» **Task directions**
Leave out the pictures, and quote exactly the lines running from the one with "Extract all readable text from this page." through the last line of the entries below.

※

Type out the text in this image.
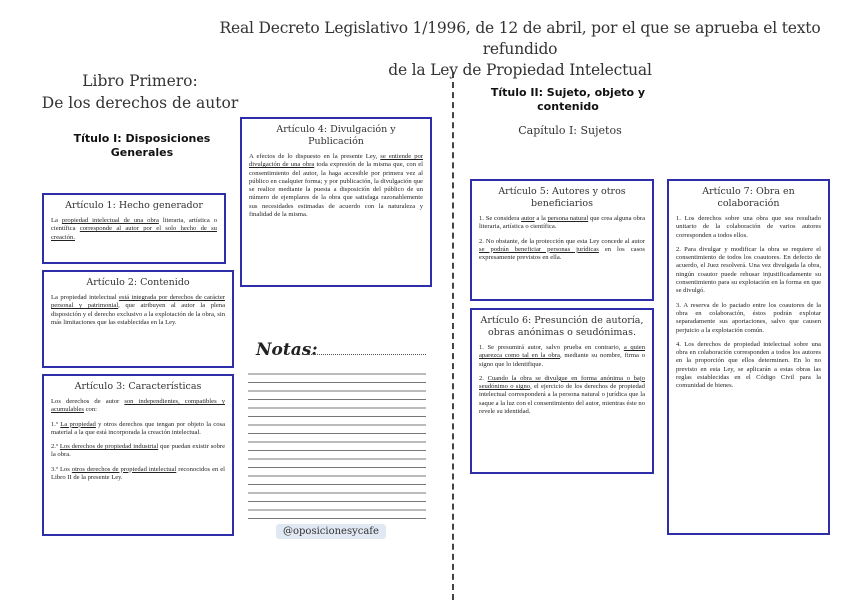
Real Decreto Legislativo 1/1996, de 12 de abril, por el que se aprueba el texto refundido
de la Ley de Propiedad Intelectual
Libro Primero:
De los derechos de autor
Título I: Disposiciones Generales
Título II: Sujeto, objeto y contenido
Capítulo I: Sujetos
Artículo 1: Hecho generador

La propiedad intelectual de una obra literaria, artística o científica corresponde al autor por el solo hecho de su creación.

Artículo 2: Contenido

La propiedad intelectual está integrada por derechos de carácter personal y patrimonial, que atribuyen al autor la plena disposición y el derecho exclusivo a la explotación de la obra, sin más limitaciones que las establecidas en la Ley.

Artículo 3: Características

Los derechos de autor son independientes, compatibles y acumulables con:

1.º La propiedad y otros derechos que tengan por objeto la cosa material a la que está incorporada la creación intelectual.

2.º Los derechos de propiedad industrial que puedan existir sobre la obra.

3.º Los otros derechos de propiedad intelectual reconocidos en el Libro II de la presente Ley.

Artículo 4: Divulgación y Publicación

A efectos de lo dispuesto en la presente Ley, se entiende por divulgación de una obra toda expresión de la misma que, con el consentimiento del autor, la haga accesible por primera vez al público en cualquier forma; y por publicación, la divulgación que se realice mediante la puesta a disposición del público de un número de ejemplares de la obra que satisfaga razonablemente sus necesidades estimadas de acuerdo con la naturaleza y finalidad de la misma.

Notas:
@oposicionesycafe
Artículo 5: Autores y otros beneficiarios

1. Se considera autor a la persona natural que crea alguna obra literaria, artística o científica.

2. No obstante, de la protección que esta Ley concede al autor se podrán beneficiar personas jurídicas en los casos expresamente previstos en ella.

Artículo 6: Presunción de autoría, obras anónimas o seudónimas.

1. Se presumirá autor, salvo prueba en contrario, a quien aparezca como tal en la obra, mediante su nombre, firma o signo que lo identifique.

2. Cuando la obra se divulgue en forma anónima o bajo seudónimo o signo, el ejercicio de los derechos de propiedad intelectual corresponderá a la persona natural o jurídica que la saque a la luz con el consentimiento del autor, mientras éste no revele su identidad.

Artículo 7: Obra en colaboración

1. Los derechos sobre una obra que sea resultado unitario de la colaboración de varios autores corresponden a todos ellos.

2. Para divulgar y modificar la obra se requiere el consentimiento de todos los coautores. En defecto de acuerdo, el Juez resolverá. Una vez divulgada la obra, ningún coautor puede rehusar injustificadamente su consentimiento para su explotación en la forma en que se divulgó.

3. A reserva de lo pactado entre los coautores de la obra en colaboración, éstos podrán explotar separadamente sus aportaciones, salvo que causen perjuicio a la explotación común.

4. Los derechos de propiedad intelectual sobre una obra en colaboración corresponden a todos los autores en la proporción que ellos determinen. En lo no previsto en esta Ley, se aplicarán a estas obras las reglas establecidas en el Código Civil para la comunidad de bienes.
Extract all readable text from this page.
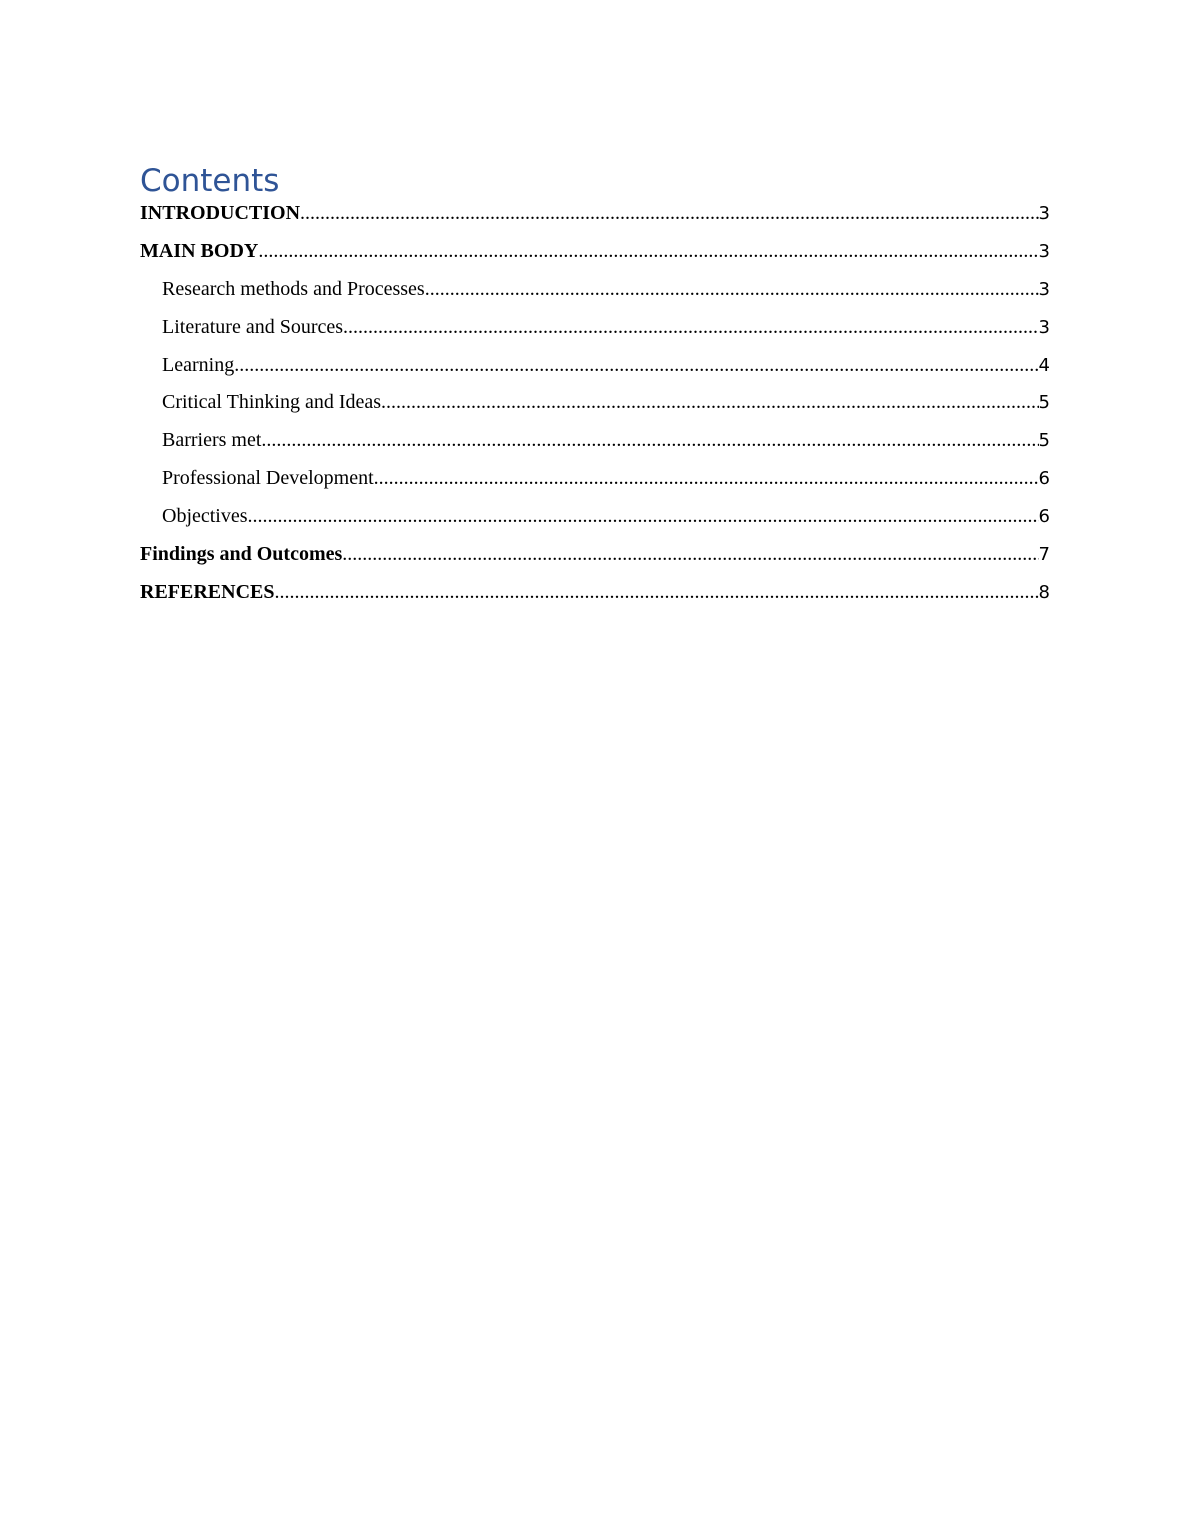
Contents
INTRODUCTION .....	3
MAIN BODY .....	3
Research methods and Processes .....	3
Literature and Sources .....	3
Learning .....	4
Critical Thinking and Ideas .....	5
Barriers met .....	5
Professional Development .....	6
Objectives .....	6
Findings and Outcomes .....	7
REFERENCES .....	8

※

» **Response**
Extract all readable text from this page.
Contents
INTRODUCTION .....	3
MAIN BODY .....	3
Research methods and Processes .....	3
Literature and Sources .....	3
Learning .....	4
Critical Thinking and Ideas .....	5
Barriers met .....	5
Professional Development .....	6
Objectives .....	6
Findings and Outcomes .....	7
REFERENCES .....	8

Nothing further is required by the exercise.